Output all entries verbatim. Skip pictures.

Entries supplied
•••••

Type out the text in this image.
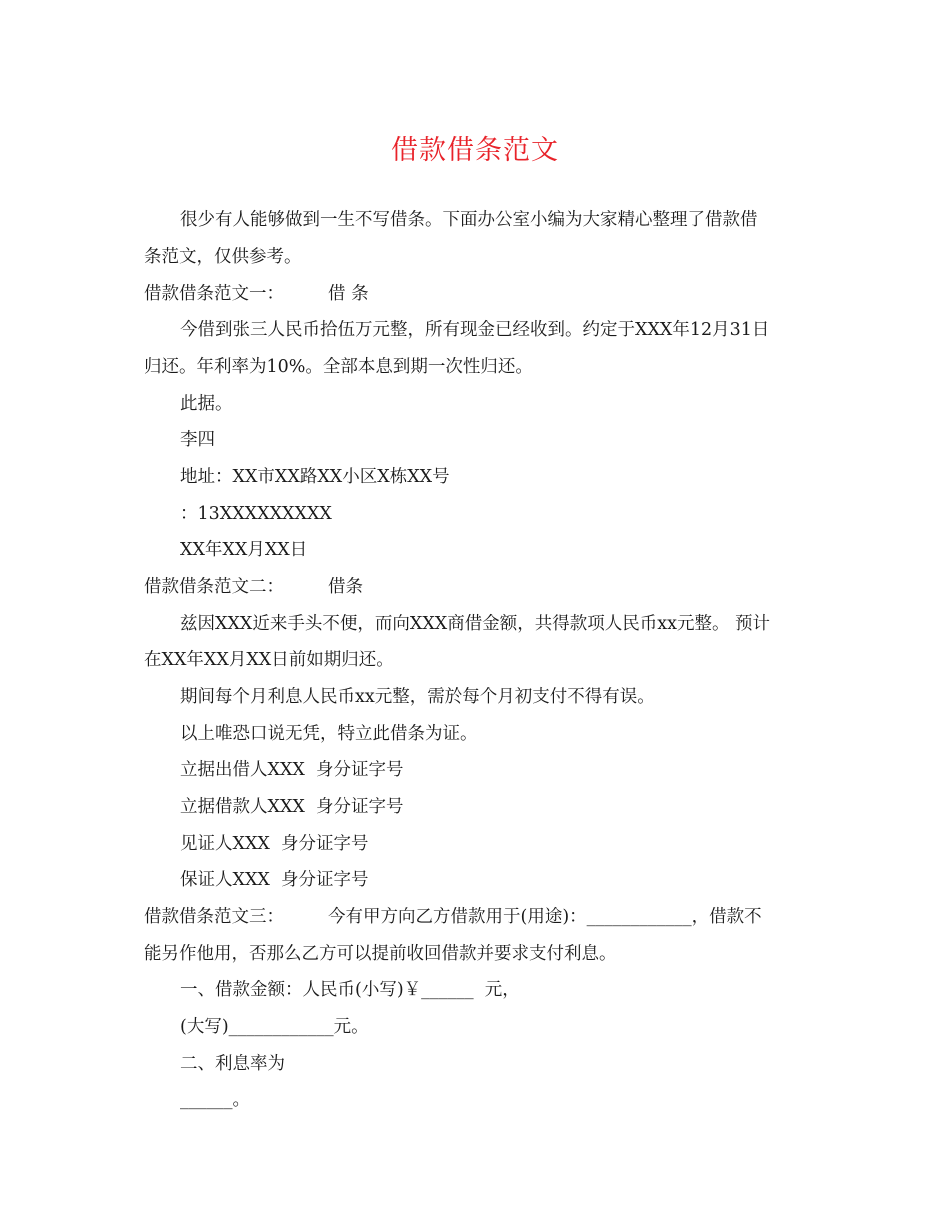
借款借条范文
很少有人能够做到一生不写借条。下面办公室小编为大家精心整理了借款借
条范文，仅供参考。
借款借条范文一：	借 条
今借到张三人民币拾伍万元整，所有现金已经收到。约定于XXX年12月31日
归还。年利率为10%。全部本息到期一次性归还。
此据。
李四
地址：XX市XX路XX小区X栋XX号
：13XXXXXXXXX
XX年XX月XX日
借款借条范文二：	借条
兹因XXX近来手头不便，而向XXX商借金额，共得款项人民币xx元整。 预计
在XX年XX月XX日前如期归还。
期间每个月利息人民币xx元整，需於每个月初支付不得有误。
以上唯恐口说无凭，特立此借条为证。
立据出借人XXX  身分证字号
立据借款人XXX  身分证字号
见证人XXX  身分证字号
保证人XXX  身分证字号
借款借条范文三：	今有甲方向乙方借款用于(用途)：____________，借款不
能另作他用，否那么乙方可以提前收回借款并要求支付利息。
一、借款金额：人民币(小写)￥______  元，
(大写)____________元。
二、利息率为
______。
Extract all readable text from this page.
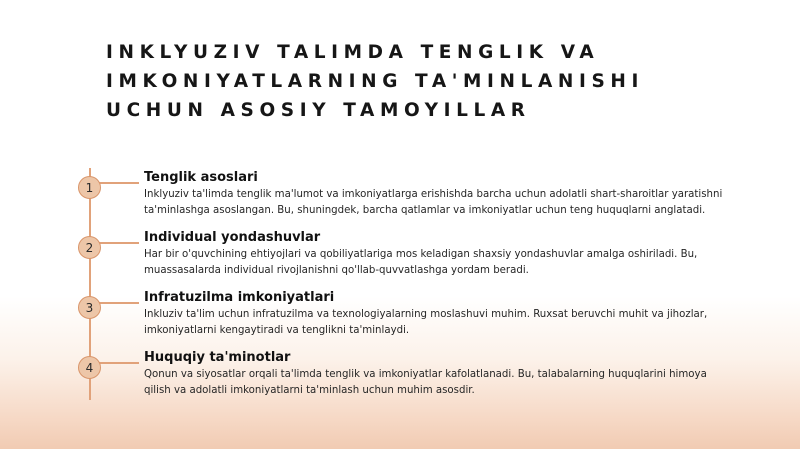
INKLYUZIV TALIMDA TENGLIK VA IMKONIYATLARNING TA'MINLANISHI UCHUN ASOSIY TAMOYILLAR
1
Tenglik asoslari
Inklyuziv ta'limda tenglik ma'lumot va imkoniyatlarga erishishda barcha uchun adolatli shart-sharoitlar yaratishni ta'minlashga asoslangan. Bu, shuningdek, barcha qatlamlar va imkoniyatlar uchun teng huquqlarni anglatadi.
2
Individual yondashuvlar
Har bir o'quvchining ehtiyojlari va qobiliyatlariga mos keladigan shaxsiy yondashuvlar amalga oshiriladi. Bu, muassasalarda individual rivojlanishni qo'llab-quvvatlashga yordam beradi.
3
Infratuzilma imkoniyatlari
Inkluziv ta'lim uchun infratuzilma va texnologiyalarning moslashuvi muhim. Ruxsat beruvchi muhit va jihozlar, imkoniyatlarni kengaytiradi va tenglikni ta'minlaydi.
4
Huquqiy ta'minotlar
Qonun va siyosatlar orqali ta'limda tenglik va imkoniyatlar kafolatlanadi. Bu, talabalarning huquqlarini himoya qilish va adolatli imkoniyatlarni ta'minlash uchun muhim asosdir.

•••••

Exercise response
Type out the text in this image.
借款借条范文
很少有人能够做到一生不写借条。下面办公室小编为大家精心整理了借款借
条范文，仅供参考。
借款借条范文一：	借 条
今借到张三人民币拾伍万元整，所有现金已经收到。约定于XXX年12月31日
归还。年利率为10%。全部本息到期一次性归还。
此据。
李四
地址：XX市XX路XX小区X栋XX号
：13XXXXXXXXX
XX年XX月XX日
借款借条范文二：	借条
兹因XXX近来手头不便，而向XXX商借金额，共得款项人民币xx元整。 预计
在XX年XX月XX日前如期归还。
期间每个月利息人民币xx元整，需於每个月初支付不得有误。
以上唯恐口说无凭，特立此借条为证。
立据出借人XXX  身分证字号
立据借款人XXX  身分证字号
见证人XXX  身分证字号
保证人XXX  身分证字号
借款借条范文三：	今有甲方向乙方借款用于(用途)：____________，借款不
能另作他用，否那么乙方可以提前收回借款并要求支付利息。
一、借款金额：人民币(小写)￥______  元，
(大写)____________元。
二、利息率为
______。
Extract all readable text from this page.
INKLYUZIV TALIMDA TENGLIK VA IMKONIYATLARNING TA'MINLANISHI UCHUN ASOSIY TAMOYILLAR
1
Tenglik asoslari
Inklyuziv ta'limda tenglik ma'lumot va imkoniyatlarga erishishda barcha uchun adolatli shart-sharoitlar yaratishni ta'minlashga asoslangan. Bu, shuningdek, barcha qatlamlar va imkoniyatlar uchun teng huquqlarni anglatadi.
2
Individual yondashuvlar
Har bir o'quvchining ehtiyojlari va qobiliyatlariga mos keladigan shaxsiy yondashuvlar amalga oshiriladi. Bu, muassasalarda individual rivojlanishni qo'llab-quvvatlashga yordam beradi.
3
Infratuzilma imkoniyatlari
Inkluziv ta'lim uchun infratuzilma va texnologiyalarning moslashuvi muhim. Ruxsat beruvchi muhit va jihozlar, imkoniyatlarni kengaytiradi va tenglikni ta'minlaydi.
4
Huquqiy ta'minotlar
Qonun va siyosatlar orqali ta'limda tenglik va imkoniyatlar kafolatlanadi. Bu, talabalarning huquqlarini himoya qilish va adolatli imkoniyatlarni ta'minlash uchun muhim asosdir.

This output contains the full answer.